(DATA FOR THIS EXERCISE)

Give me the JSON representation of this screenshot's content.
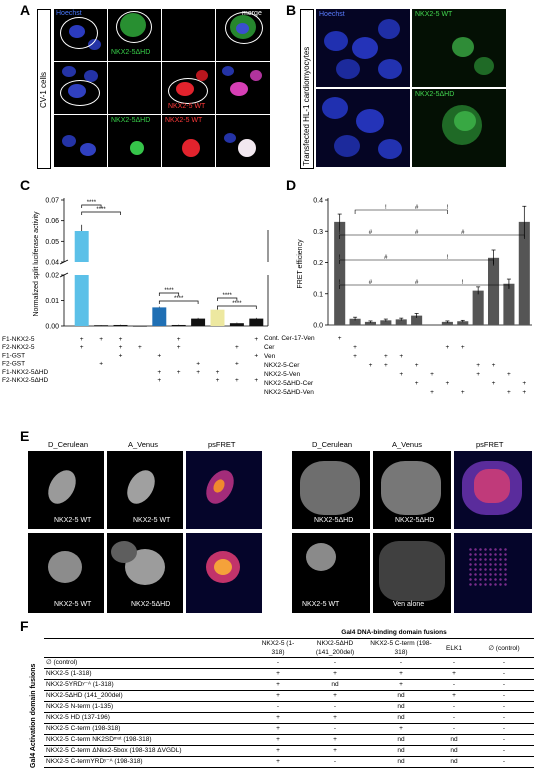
{
  "panels": {
    "A": {
      "letter": "A",
      "side_label": "CV-1 cells",
      "labels": {
        "hoechst": "Hoechst",
        "merge": "merge",
        "r1": "NKX2-5ΔHD",
        "r2": "NKX2-5 WT",
        "r3a": "NKX2-5ΔHD",
        "r3b": "NKX2-5 WT"
      }
    },
    "B": {
      "letter": "B",
      "side_label": "Transfected HL-1 cardiomyocytes",
      "labels": {
        "hoechst": "Hoechst",
        "wt": "NKX2-5 WT",
        "dhd": "NKX2-5ΔHD"
      }
    },
    "C": {
      "letter": "C"
    },
    "D": {
      "letter": "D"
    },
    "E": {
      "letter": "E",
      "headers": [
        "D_Cerulean",
        "A_Venus",
        "psFRET"
      ],
      "left_labels": {
        "r1a": "NKX2-5 WT",
        "r1b": "NKX2-5 WT",
        "r2a": "NKX2-5 WT",
        "r2b": "NKX2-5ΔHD"
      },
      "right_labels": {
        "r1a": "NKX2-5ΔHD",
        "r1b": "NKX2-5ΔHD",
        "r2a": "NKX2-5 WT",
        "r2b": "Ven alone"
      }
    },
    "F": {
      "letter": "F",
      "title": "Gal4 DNA-binding domain fusions",
      "side_label": "Gal4 Activation domain fusions",
      "columns": [
        "NKX2-5 (1-318)",
        "NKX2-5ΔHD (141_200del)",
        "NKX2-5 C-term (198-318)",
        "ELK1",
        "∅ (control)"
      ],
      "rows": [
        {
          "label": "∅ (control)",
          "cells": [
            "-",
            "-",
            "-",
            "-",
            "-"
          ]
        },
        {
          "label": "NKX2-5 (1-318)",
          "cells": [
            "+",
            "+",
            "+",
            "+",
            "-"
          ]
        },
        {
          "label": "NKX2-5YRDʸ⁻ᴬ (1-318)",
          "cells": [
            "+",
            "nd",
            "+",
            "-",
            "-"
          ]
        },
        {
          "label": "NKX2-5ΔHD (141_200del)",
          "cells": [
            "+",
            "+",
            "nd",
            "+",
            "-"
          ]
        },
        {
          "label": "NKX2-5 N-term (1-135)",
          "cells": [
            "-",
            "-",
            "nd",
            "-",
            "-"
          ]
        },
        {
          "label": "NKX2-5 HD (137-196)",
          "cells": [
            "+",
            "+",
            "nd",
            "-",
            "-"
          ]
        },
        {
          "label": "NKX2-5 C-term (198-318)",
          "cells": [
            "+",
            "-",
            "+",
            "-",
            "-"
          ]
        },
        {
          "label": "NKX2-5 C-term NK2SDᵐᵘᵗ (198-318)",
          "cells": [
            "+",
            "+",
            "nd",
            "nd",
            "-"
          ]
        },
        {
          "label": "NKX2-5 C-term ΔNkx2-5box (198-318 ΔVGDL)",
          "cells": [
            "+",
            "+",
            "nd",
            "nd",
            "-"
          ]
        },
        {
          "label": "NKX2-5 C-termYRDʸ⁻ᴬ (198-318)",
          "cells": [
            "+",
            "-",
            "nd",
            "nd",
            "-"
          ]
        }
      ]
    }
  },
  "chart_data": [
    {
      "panel": "C",
      "type": "bar",
      "ylabel": "Normalized split luciferase activity",
      "ylim": [
        0,
        0.07
      ],
      "axis_break": [
        0.02,
        0.04
      ],
      "yticks_lower": [
        "0.00",
        "0.01",
        "0.02"
      ],
      "yticks_upper": [
        "0.04",
        "0.05",
        "0.06",
        "0.07"
      ],
      "values": [
        0.055,
        0.0003,
        0.0004,
        0.0,
        0.0073,
        0.0004,
        0.0029,
        0.0064,
        0.0011,
        0.0029
      ],
      "errors": [
        0.003,
        0.0001,
        0.0001,
        0.0,
        0.0003,
        0.0001,
        0.0003,
        0.0004,
        0.0002,
        0.0003
      ],
      "bar_colors": [
        "#5bc0e8",
        "#111111",
        "#111111",
        "#111111",
        "#1f6fb4",
        "#111111",
        "#111111",
        "#ede8a0",
        "#111111",
        "#111111"
      ],
      "significance": [
        {
          "from": 0,
          "to": 1,
          "label": "****"
        },
        {
          "from": 0,
          "to": 2,
          "label": "****"
        },
        {
          "from": 4,
          "to": 5,
          "label": "****"
        },
        {
          "from": 4,
          "to": 6,
          "label": "****"
        },
        {
          "from": 7,
          "to": 8,
          "label": "****"
        },
        {
          "from": 7,
          "to": 9,
          "label": "****"
        }
      ],
      "conditions": [
        "F1-NKX2-5",
        "F2-NKX2-5",
        "F1-GST",
        "F2-GST",
        "F1-NKX2-5ΔHD",
        "F2-NKX2-5ΔHD"
      ],
      "matrix": [
        [
          "+",
          "+",
          "+",
          "",
          "",
          "+",
          "",
          "",
          "",
          "+"
        ],
        [
          "+",
          "",
          "+",
          "+",
          "",
          "+",
          "",
          "",
          "+",
          ""
        ],
        [
          "",
          "",
          "+",
          "",
          "+",
          "",
          "",
          "",
          "",
          "+"
        ],
        [
          "",
          "+",
          "",
          "",
          "",
          "",
          "+",
          "",
          "+",
          ""
        ],
        [
          "",
          "",
          "",
          "",
          "+",
          "+",
          "+",
          "+",
          "",
          ""
        ],
        [
          "",
          "",
          "",
          "",
          "+",
          "",
          "",
          "+",
          "+",
          "+"
        ]
      ]
    },
    {
      "panel": "D",
      "type": "bar",
      "ylabel": "FRET efficiency",
      "ylim": [
        0,
        0.4
      ],
      "yticks": [
        "0.0",
        "0.1",
        "0.2",
        "0.3",
        "0.4"
      ],
      "values": [
        0.33,
        0.02,
        0.01,
        0.015,
        0.018,
        0.03,
        0.0,
        0.01,
        0.012,
        0.11,
        0.215,
        0.132,
        0.33
      ],
      "errors": [
        0.025,
        0.005,
        0.003,
        0.004,
        0.004,
        0.007,
        0.0,
        0.003,
        0.003,
        0.012,
        0.025,
        0.015,
        0.05
      ],
      "bar_colors": [
        "#555555"
      ],
      "significance_marks": [
        "!",
        "#"
      ],
      "conditions": [
        "Cont. Cer-17-Ven",
        "Cer",
        "Ven",
        "NKX2-5-Cer",
        "NKX2-5-Ven",
        "NKX2-5ΔHD-Cer",
        "NKX2-5ΔHD-Ven"
      ],
      "matrix": [
        [
          "+",
          "",
          "",
          "",
          "",
          "",
          "",
          "",
          "",
          "",
          "",
          "",
          ""
        ],
        [
          "",
          "+",
          "",
          "",
          "",
          "",
          "",
          "+",
          "+",
          "",
          "",
          "",
          ""
        ],
        [
          "",
          "+",
          "",
          "+",
          "+",
          "",
          "",
          "",
          "",
          "",
          "",
          "",
          ""
        ],
        [
          "",
          "",
          "+",
          "+",
          "",
          "+",
          "",
          "",
          "",
          "+",
          "+",
          "",
          ""
        ],
        [
          "",
          "",
          "",
          "",
          "+",
          "",
          "+",
          "",
          "",
          "+",
          "",
          "+",
          ""
        ],
        [
          "",
          "",
          "",
          "",
          "",
          "+",
          "",
          "+",
          "",
          "",
          "+",
          "",
          "+"
        ],
        [
          "",
          "",
          "",
          "",
          "",
          "",
          "+",
          "",
          "+",
          "",
          "",
          "+",
          "+"
        ]
      ]
    }
  ]
}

(End DATA FOR THIS EXERCISE)

EXERCISE DESCRIPTION: Every line holding the word "letter" should be copied out of the records above.

SOLUTION FOR THIS TASK:
      "letter": "A",
      "letter": "B",
      "letter": "C"
      "letter": "D"
      "letter": "E",
      "letter": "F",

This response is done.